→ Stated exercise:
Pull out every line of the records that contains the word "lens".

(Saved entries)
>>>

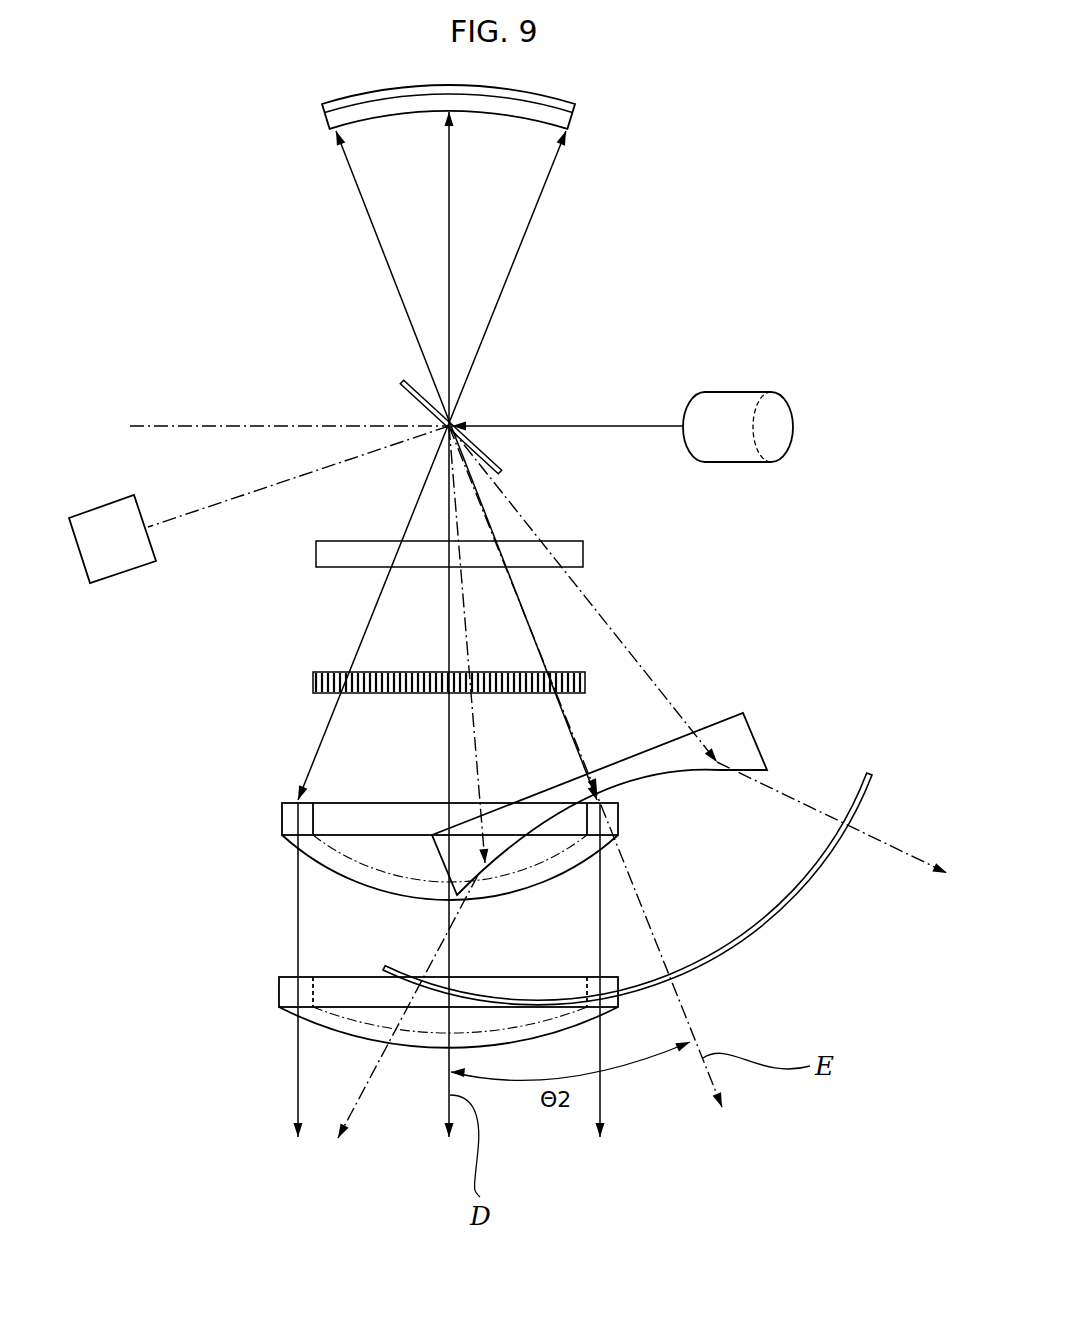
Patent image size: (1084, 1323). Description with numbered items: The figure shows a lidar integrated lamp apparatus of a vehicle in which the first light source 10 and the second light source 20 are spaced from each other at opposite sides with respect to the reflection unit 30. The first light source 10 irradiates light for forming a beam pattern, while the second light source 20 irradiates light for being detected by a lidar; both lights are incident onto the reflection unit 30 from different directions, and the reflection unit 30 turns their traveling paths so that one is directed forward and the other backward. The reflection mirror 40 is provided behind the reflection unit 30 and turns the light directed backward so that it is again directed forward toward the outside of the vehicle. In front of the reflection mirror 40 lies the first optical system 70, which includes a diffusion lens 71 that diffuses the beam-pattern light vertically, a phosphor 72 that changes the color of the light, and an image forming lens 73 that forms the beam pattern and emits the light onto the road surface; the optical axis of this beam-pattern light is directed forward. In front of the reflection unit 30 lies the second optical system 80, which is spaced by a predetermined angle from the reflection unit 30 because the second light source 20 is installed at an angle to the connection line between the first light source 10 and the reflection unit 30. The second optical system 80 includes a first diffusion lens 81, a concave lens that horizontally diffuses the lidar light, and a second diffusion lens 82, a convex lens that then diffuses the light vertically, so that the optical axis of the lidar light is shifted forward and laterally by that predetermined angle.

The first light source 10 is at (741, 397).
The second light source 20 is at (105, 510).
The reflection unit 30 is at (410, 386).
The reflection mirror 40 is at (576, 118).
The first optical system 70 is at (210, 596).
The diffusion lens 71 is at (318, 553).
The phosphor 72 is at (313, 682).
The image forming lens 73 is at (292, 820).
The second optical system 80 is at (897, 660).
The first diffusion lens 81 is at (742, 728).
The second diffusion lens 82 is at (872, 773).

<<<

→ Answer to the problem:
Patent image size: (1084, 1323). Description with numbered items: The figure shows a lidar integrated lamp apparatus of a vehicle in which the first light source 10 and the second light source 20 are spaced from each other at opposite sides with respect to the reflection unit 30. The first light source 10 irradiates light for forming a beam pattern, while the second light source 20 irradiates light for being detected by a lidar; both lights are incident onto the reflection unit 30 from different directions, and the reflection unit 30 turns their traveling paths so that one is directed forward and the other backward. The reflection mirror 40 is provided behind the reflection unit 30 and turns the light directed backward so that it is again directed forward toward the outside of the vehicle. In front of the reflection mirror 40 lies the first optical system 70, which includes a diffusion lens 71 that diffuses the beam-pattern light vertically, a phosphor 72 that changes the color of the light, and an image forming lens 73 that forms the beam pattern and emits the light onto the road surface; the optical axis of this beam-pattern light is directed forward. In front of the reflection unit 30 lies the second optical system 80, which is spaced by a predetermined angle from the reflection unit 30 because the second light source 20 is installed at an angle to the connection line between the first light source 10 and the reflection unit 30. The second optical system 80 includes a first diffusion lens 81, a concave lens that horizontally diffuses the lidar light, and a second diffusion lens 82, a convex lens that then diffuses the light vertically, so that the optical axis of the lidar light is shifted forward and laterally by that predetermined angle.
The diffusion lens 71 is at (318, 553).
The image forming lens 73 is at (292, 820).
The first diffusion lens 81 is at (742, 728).
The second diffusion lens 82 is at (872, 773).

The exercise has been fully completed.